What to do | Retype the whole listing, please, keeping every line exact and dropping the pictures.

Extracted records |
==========

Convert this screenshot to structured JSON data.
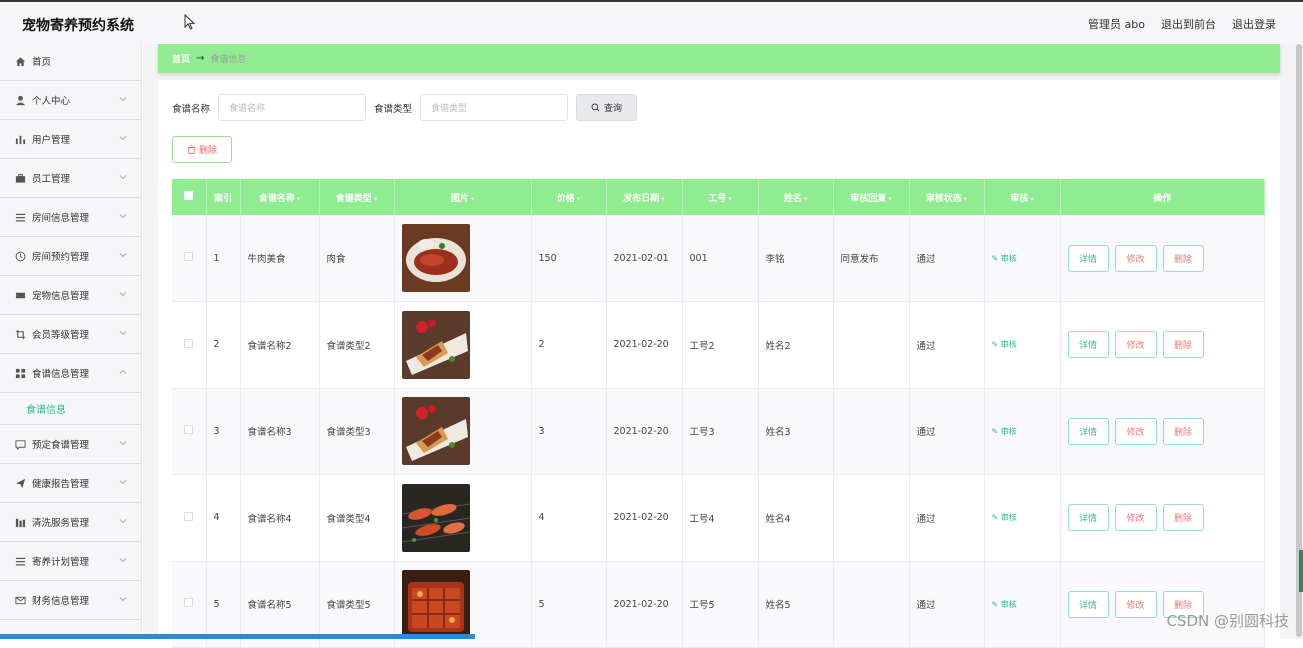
{
  "app": {
    "title": "宠物寄养预约系统"
  },
  "topnav": {
    "admin": "管理员 abo",
    "to_front": "退出到前台",
    "logout": "退出登录"
  },
  "sidebar": {
    "items": [
      {
        "label": "首页",
        "icon": "home-icon"
      },
      {
        "label": "个人中心",
        "icon": "user-icon"
      },
      {
        "label": "用户管理",
        "icon": "bar-chart-icon"
      },
      {
        "label": "员工管理",
        "icon": "briefcase-icon"
      },
      {
        "label": "房间信息管理",
        "icon": "list-icon"
      },
      {
        "label": "房间预约管理",
        "icon": "clock-icon"
      },
      {
        "label": "宠物信息管理",
        "icon": "ticket-icon"
      },
      {
        "label": "会员等级管理",
        "icon": "crop-icon"
      },
      {
        "label": "食谱信息管理",
        "icon": "grid-icon"
      },
      {
        "label": "预定食谱管理",
        "icon": "chat-icon"
      },
      {
        "label": "健康报告管理",
        "icon": "send-icon"
      },
      {
        "label": "清洗服务管理",
        "icon": "columns-icon"
      },
      {
        "label": "寄养计划管理",
        "icon": "list-icon"
      },
      {
        "label": "财务信息管理",
        "icon": "mail-icon"
      }
    ],
    "sub_active": "食谱信息"
  },
  "breadcrumb": {
    "home": "首页",
    "arrow": "→",
    "current": "食谱信息"
  },
  "search": {
    "name_label": "食谱名称",
    "name_placeholder": "食谱名称",
    "type_label": "食谱类型",
    "type_placeholder": "食谱类型",
    "button": "查询"
  },
  "toolbar": {
    "delete_label": "删除"
  },
  "table": {
    "headers": [
      "索引",
      "食谱名称",
      "食谱类型",
      "图片",
      "价格",
      "发布日期",
      "工号",
      "姓名",
      "审核回复",
      "审核状态",
      "审核",
      "操作"
    ],
    "audit_label": "审核",
    "actions": {
      "detail": "详情",
      "edit": "修改",
      "delete": "删除"
    },
    "rows": [
      {
        "index": "1",
        "name": "牛肉美食",
        "type": "肉食",
        "price": "150",
        "date": "2021-02-01",
        "emp_no": "001",
        "emp_name": "李铭",
        "reply": "同意发布",
        "status": "通过"
      },
      {
        "index": "2",
        "name": "食谱名称2",
        "type": "食谱类型2",
        "price": "2",
        "date": "2021-02-20",
        "emp_no": "工号2",
        "emp_name": "姓名2",
        "reply": "",
        "status": "通过"
      },
      {
        "index": "3",
        "name": "食谱名称3",
        "type": "食谱类型3",
        "price": "3",
        "date": "2021-02-20",
        "emp_no": "工号3",
        "emp_name": "姓名3",
        "reply": "",
        "status": "通过"
      },
      {
        "index": "4",
        "name": "食谱名称4",
        "type": "食谱类型4",
        "price": "4",
        "date": "2021-02-20",
        "emp_no": "工号4",
        "emp_name": "姓名4",
        "reply": "",
        "status": "通过"
      },
      {
        "index": "5",
        "name": "食谱名称5",
        "type": "食谱类型5",
        "price": "5",
        "date": "2021-02-20",
        "emp_no": "工号5",
        "emp_name": "姓名5",
        "reply": "",
        "status": "通过"
      }
    ]
  },
  "watermark": "CSDN @别圆科技",
  "colors": {
    "accent_green": "#90ec90",
    "link_teal": "#2bbb8a",
    "danger_red": "#ee6666"
  }
}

==========

Reply to the exercise |
Convert this screenshot to structured JSON data.
{
  "app": {
    "title": "宠物寄养预约系统"
  },
  "topnav": {
    "admin": "管理员 abo",
    "to_front": "退出到前台",
    "logout": "退出登录"
  },
  "sidebar": {
    "items": [
      {
        "label": "首页",
        "icon": "home-icon"
      },
      {
        "label": "个人中心",
        "icon": "user-icon"
      },
      {
        "label": "用户管理",
        "icon": "bar-chart-icon"
      },
      {
        "label": "员工管理",
        "icon": "briefcase-icon"
      },
      {
        "label": "房间信息管理",
        "icon": "list-icon"
      },
      {
        "label": "房间预约管理",
        "icon": "clock-icon"
      },
      {
        "label": "宠物信息管理",
        "icon": "ticket-icon"
      },
      {
        "label": "会员等级管理",
        "icon": "crop-icon"
      },
      {
        "label": "食谱信息管理",
        "icon": "grid-icon"
      },
      {
        "label": "预定食谱管理",
        "icon": "chat-icon"
      },
      {
        "label": "健康报告管理",
        "icon": "send-icon"
      },
      {
        "label": "清洗服务管理",
        "icon": "columns-icon"
      },
      {
        "label": "寄养计划管理",
        "icon": "list-icon"
      },
      {
        "label": "财务信息管理",
        "icon": "mail-icon"
      }
    ],
    "sub_active": "食谱信息"
  },
  "breadcrumb": {
    "home": "首页",
    "arrow": "→",
    "current": "食谱信息"
  },
  "search": {
    "name_label": "食谱名称",
    "name_placeholder": "食谱名称",
    "type_label": "食谱类型",
    "type_placeholder": "食谱类型",
    "button": "查询"
  },
  "toolbar": {
    "delete_label": "删除"
  },
  "table": {
    "headers": [
      "索引",
      "食谱名称",
      "食谱类型",
      "图片",
      "价格",
      "发布日期",
      "工号",
      "姓名",
      "审核回复",
      "审核状态",
      "审核",
      "操作"
    ],
    "audit_label": "审核",
    "actions": {
      "detail": "详情",
      "edit": "修改",
      "delete": "删除"
    },
    "rows": [
      {
        "index": "1",
        "name": "牛肉美食",
        "type": "肉食",
        "price": "150",
        "date": "2021-02-01",
        "emp_no": "001",
        "emp_name": "李铭",
        "reply": "同意发布",
        "status": "通过"
      },
      {
        "index": "2",
        "name": "食谱名称2",
        "type": "食谱类型2",
        "price": "2",
        "date": "2021-02-20",
        "emp_no": "工号2",
        "emp_name": "姓名2",
        "reply": "",
        "status": "通过"
      },
      {
        "index": "3",
        "name": "食谱名称3",
        "type": "食谱类型3",
        "price": "3",
        "date": "2021-02-20",
        "emp_no": "工号3",
        "emp_name": "姓名3",
        "reply": "",
        "status": "通过"
      },
      {
        "index": "4",
        "name": "食谱名称4",
        "type": "食谱类型4",
        "price": "4",
        "date": "2021-02-20",
        "emp_no": "工号4",
        "emp_name": "姓名4",
        "reply": "",
        "status": "通过"
      },
      {
        "index": "5",
        "name": "食谱名称5",
        "type": "食谱类型5",
        "price": "5",
        "date": "2021-02-20",
        "emp_no": "工号5",
        "emp_name": "姓名5",
        "reply": "",
        "status": "通过"
      }
    ]
  },
  "watermark": "CSDN @别圆科技",
  "colors": {
    "accent_green": "#90ec90",
    "link_teal": "#2bbb8a",
    "danger_red": "#ee6666"
  }
}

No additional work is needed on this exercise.